Dataset listings of figures
┏━━
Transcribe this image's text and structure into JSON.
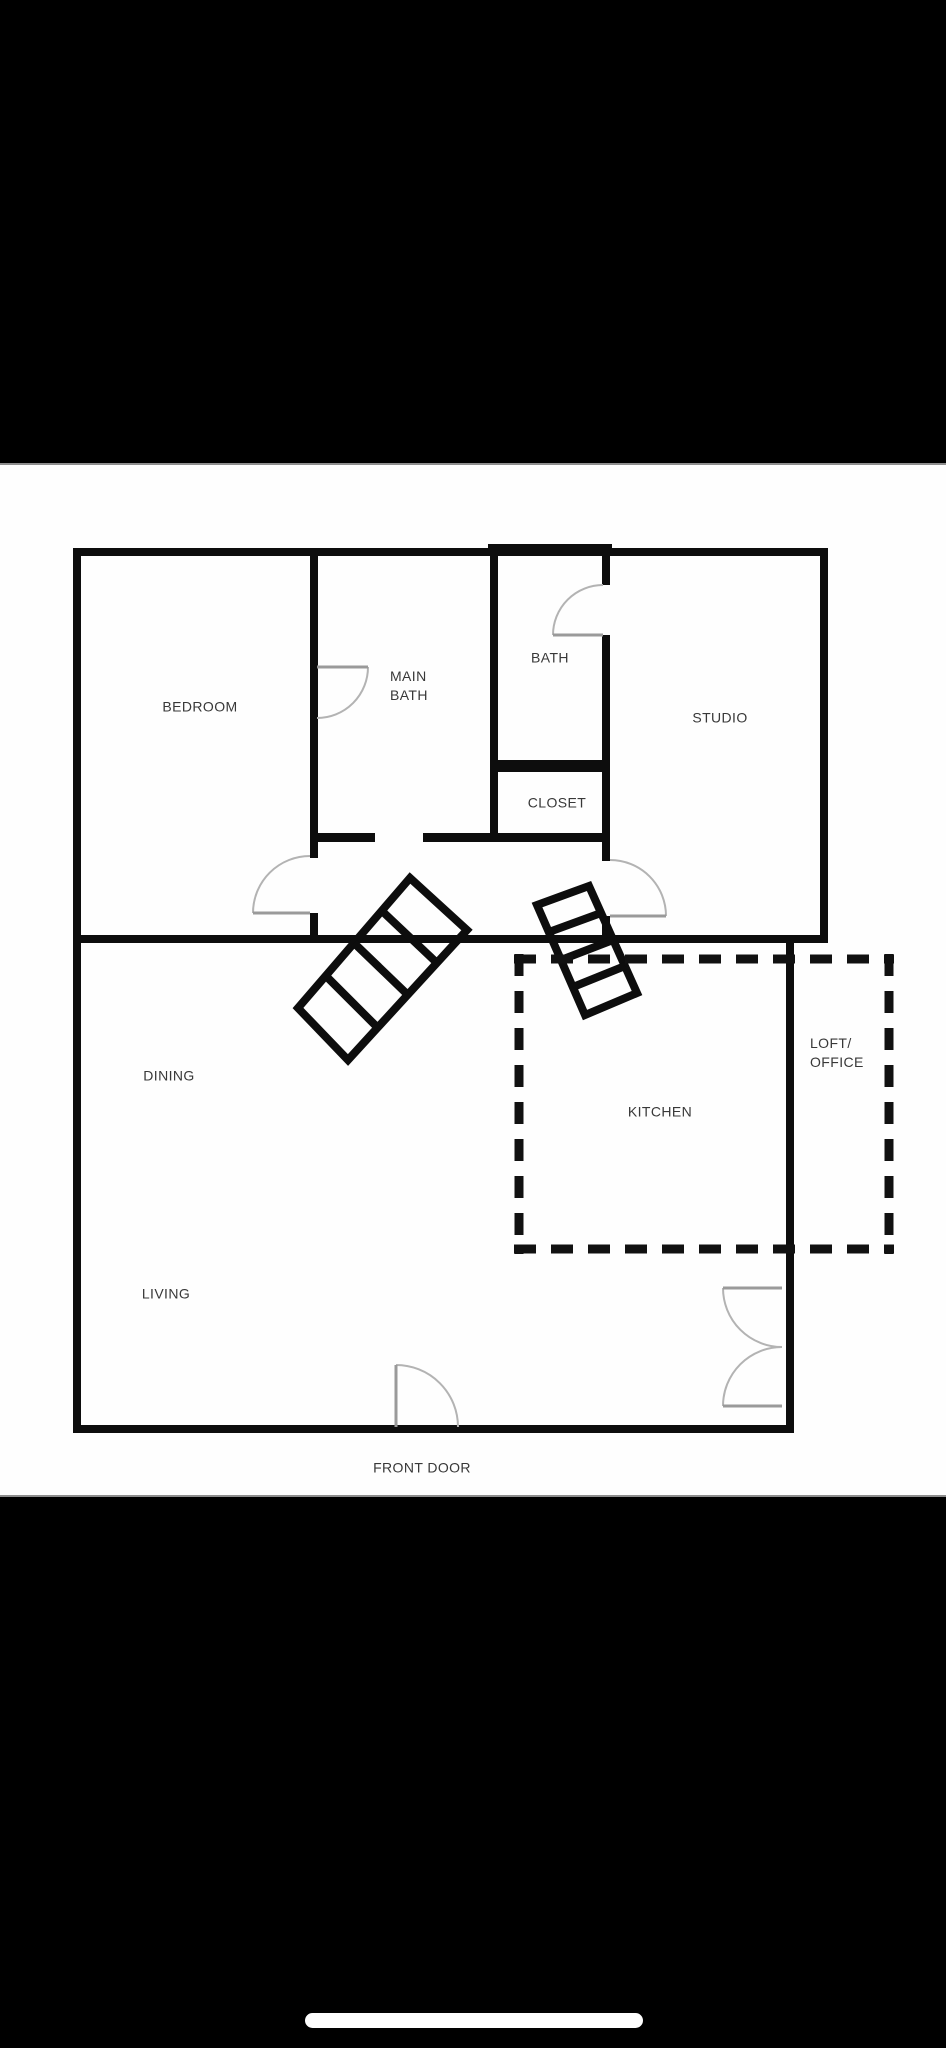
{
  "floor_plan": {
    "rooms": {
      "bedroom": "BEDROOM",
      "main_bath": "MAIN\nBATH",
      "bath": "BATH",
      "studio": "STUDIO",
      "closet": "CLOSET",
      "dining": "DINING",
      "kitchen": "KITCHEN",
      "loft_office": "LOFT/\nOFFICE",
      "living": "LIVING",
      "front_door": "FRONT DOOR"
    },
    "colors": {
      "wall": "#0d0d0d",
      "dashed_outline": "#111111",
      "door_arc": "#b3b3b3",
      "door_leaf": "#9a9a9a",
      "label_text": "#383838",
      "paper": "#fefefe",
      "device_bars": "#000000"
    }
  }
}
┗━━
What you will do
Omit every image. Quote each record exactly.

Exercise output
Transcribe this image's text and structure into JSON.
{
  "floor_plan": {
    "rooms": {
      "bedroom": "BEDROOM",
      "main_bath": "MAIN\nBATH",
      "bath": "BATH",
      "studio": "STUDIO",
      "closet": "CLOSET",
      "dining": "DINING",
      "kitchen": "KITCHEN",
      "loft_office": "LOFT/\nOFFICE",
      "living": "LIVING",
      "front_door": "FRONT DOOR"
    },
    "colors": {
      "wall": "#0d0d0d",
      "dashed_outline": "#111111",
      "door_arc": "#b3b3b3",
      "door_leaf": "#9a9a9a",
      "label_text": "#383838",
      "paper": "#fefefe",
      "device_bars": "#000000"
    }
  }
}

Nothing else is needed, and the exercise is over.